(The request) Answer with nothing except the number of lines that contain the word "name".

(Given records)
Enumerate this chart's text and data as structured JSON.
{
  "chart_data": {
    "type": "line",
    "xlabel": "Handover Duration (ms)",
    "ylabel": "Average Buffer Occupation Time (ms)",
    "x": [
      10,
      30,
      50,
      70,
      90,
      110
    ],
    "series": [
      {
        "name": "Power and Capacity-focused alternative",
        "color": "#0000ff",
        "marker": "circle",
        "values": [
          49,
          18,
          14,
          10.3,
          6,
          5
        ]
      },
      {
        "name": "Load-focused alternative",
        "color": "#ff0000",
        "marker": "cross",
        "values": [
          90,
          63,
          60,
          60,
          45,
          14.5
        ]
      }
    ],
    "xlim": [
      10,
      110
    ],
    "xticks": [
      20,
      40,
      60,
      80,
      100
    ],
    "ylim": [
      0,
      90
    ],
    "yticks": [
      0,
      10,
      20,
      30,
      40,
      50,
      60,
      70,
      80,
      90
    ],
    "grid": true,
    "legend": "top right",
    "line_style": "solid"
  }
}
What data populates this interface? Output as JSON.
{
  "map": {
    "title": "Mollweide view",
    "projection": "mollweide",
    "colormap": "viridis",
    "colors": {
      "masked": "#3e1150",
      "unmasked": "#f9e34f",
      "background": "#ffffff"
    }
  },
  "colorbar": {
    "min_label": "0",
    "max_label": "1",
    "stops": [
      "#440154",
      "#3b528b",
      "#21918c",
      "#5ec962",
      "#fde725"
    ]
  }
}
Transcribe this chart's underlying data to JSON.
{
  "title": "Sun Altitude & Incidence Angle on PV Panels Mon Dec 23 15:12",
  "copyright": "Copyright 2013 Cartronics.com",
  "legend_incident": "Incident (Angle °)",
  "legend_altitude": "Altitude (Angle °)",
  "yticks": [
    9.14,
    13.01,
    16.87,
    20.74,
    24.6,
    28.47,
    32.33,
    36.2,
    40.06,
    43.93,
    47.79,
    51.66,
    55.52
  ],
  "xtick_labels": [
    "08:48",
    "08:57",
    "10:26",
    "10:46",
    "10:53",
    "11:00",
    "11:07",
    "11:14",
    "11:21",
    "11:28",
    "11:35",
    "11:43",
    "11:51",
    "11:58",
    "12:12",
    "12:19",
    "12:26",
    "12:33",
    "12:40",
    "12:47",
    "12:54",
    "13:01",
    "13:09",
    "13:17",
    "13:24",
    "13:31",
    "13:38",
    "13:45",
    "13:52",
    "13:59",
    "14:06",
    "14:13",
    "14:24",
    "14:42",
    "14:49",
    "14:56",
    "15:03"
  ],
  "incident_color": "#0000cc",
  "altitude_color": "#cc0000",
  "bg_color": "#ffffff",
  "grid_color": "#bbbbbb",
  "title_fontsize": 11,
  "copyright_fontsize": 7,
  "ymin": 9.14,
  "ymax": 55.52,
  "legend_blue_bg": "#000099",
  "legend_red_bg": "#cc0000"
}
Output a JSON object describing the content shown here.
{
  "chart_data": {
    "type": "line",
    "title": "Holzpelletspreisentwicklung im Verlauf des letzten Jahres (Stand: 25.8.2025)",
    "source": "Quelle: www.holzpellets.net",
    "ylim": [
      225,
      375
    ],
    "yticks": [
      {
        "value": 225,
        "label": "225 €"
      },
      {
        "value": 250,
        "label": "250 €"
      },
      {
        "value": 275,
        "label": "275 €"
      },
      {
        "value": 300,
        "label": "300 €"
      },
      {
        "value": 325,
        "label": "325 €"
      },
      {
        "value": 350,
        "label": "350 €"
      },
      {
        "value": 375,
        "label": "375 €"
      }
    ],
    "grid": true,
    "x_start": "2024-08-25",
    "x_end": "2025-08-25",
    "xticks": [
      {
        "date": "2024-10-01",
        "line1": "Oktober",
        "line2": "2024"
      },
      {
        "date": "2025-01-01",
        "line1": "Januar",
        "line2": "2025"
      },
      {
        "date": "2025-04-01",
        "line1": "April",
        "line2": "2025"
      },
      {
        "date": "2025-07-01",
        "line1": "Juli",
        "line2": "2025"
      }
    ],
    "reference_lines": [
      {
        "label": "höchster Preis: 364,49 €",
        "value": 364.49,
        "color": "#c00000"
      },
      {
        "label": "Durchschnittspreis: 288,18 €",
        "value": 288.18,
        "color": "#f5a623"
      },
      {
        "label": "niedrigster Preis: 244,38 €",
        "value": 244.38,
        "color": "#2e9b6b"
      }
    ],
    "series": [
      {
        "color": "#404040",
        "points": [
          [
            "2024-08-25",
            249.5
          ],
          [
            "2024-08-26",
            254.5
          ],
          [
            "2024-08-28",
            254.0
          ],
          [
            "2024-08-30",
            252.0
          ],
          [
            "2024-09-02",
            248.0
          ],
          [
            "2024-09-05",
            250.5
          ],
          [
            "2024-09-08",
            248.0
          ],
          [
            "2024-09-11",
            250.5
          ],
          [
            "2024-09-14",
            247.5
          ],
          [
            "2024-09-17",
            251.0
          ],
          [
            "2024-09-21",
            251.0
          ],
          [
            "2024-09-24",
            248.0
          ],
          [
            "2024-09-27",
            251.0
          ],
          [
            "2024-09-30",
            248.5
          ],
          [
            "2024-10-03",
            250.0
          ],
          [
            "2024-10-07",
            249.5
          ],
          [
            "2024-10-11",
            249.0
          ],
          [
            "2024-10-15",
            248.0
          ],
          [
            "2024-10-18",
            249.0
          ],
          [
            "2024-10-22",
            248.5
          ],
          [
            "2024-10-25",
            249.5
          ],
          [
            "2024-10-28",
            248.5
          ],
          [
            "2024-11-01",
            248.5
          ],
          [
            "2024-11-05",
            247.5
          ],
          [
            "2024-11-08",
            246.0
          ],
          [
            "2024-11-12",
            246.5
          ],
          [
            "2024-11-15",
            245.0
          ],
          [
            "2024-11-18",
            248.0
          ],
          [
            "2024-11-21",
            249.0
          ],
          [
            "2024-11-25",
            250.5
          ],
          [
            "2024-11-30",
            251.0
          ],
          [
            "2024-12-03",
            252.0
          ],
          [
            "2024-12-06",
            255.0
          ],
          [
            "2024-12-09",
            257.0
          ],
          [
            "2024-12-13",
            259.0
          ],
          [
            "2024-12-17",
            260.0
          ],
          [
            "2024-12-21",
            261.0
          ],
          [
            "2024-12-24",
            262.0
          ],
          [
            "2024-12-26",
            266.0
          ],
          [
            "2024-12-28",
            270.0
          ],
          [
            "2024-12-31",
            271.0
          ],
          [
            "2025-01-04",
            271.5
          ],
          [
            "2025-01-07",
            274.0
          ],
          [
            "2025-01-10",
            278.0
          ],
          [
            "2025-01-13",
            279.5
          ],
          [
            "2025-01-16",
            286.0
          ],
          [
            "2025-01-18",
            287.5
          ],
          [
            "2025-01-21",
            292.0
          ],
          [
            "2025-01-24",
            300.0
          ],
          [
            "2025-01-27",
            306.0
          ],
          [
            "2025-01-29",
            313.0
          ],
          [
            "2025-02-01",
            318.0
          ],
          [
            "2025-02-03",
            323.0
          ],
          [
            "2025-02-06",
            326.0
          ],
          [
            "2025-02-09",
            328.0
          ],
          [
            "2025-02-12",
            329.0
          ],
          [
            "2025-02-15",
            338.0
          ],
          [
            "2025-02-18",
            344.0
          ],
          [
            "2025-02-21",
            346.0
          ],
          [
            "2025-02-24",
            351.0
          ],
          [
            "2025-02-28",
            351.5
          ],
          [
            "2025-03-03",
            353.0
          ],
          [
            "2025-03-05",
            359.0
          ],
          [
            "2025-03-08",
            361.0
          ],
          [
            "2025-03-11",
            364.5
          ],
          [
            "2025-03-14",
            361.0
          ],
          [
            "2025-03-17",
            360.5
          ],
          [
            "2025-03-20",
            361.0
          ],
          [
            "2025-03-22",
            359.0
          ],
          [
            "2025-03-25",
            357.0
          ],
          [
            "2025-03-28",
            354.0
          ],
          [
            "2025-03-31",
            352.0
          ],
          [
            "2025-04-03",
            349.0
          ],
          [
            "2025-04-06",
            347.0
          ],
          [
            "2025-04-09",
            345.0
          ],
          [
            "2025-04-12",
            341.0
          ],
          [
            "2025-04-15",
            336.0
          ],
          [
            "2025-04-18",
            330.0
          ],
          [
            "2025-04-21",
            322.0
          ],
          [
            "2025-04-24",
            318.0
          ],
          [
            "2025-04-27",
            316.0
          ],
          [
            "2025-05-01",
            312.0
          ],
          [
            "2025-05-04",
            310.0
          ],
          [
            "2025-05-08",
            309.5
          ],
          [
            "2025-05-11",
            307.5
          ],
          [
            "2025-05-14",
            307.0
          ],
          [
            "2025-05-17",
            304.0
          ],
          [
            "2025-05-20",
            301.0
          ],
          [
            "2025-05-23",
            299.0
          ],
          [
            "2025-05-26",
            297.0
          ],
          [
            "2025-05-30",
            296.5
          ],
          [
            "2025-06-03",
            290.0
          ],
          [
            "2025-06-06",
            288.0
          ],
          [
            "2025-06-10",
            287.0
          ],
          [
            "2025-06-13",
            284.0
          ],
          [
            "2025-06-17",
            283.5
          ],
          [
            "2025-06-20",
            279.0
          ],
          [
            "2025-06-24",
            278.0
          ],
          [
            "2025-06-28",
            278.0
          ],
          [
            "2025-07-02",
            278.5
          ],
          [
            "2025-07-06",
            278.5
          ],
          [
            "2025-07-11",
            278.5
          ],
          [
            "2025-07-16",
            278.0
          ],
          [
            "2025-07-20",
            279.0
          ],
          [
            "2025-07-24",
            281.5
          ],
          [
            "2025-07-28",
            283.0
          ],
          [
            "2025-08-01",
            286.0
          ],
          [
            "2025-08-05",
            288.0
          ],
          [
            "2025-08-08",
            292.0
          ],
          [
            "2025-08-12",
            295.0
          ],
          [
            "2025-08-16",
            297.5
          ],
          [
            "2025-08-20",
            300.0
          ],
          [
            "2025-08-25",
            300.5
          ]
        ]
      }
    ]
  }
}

(Solution) 2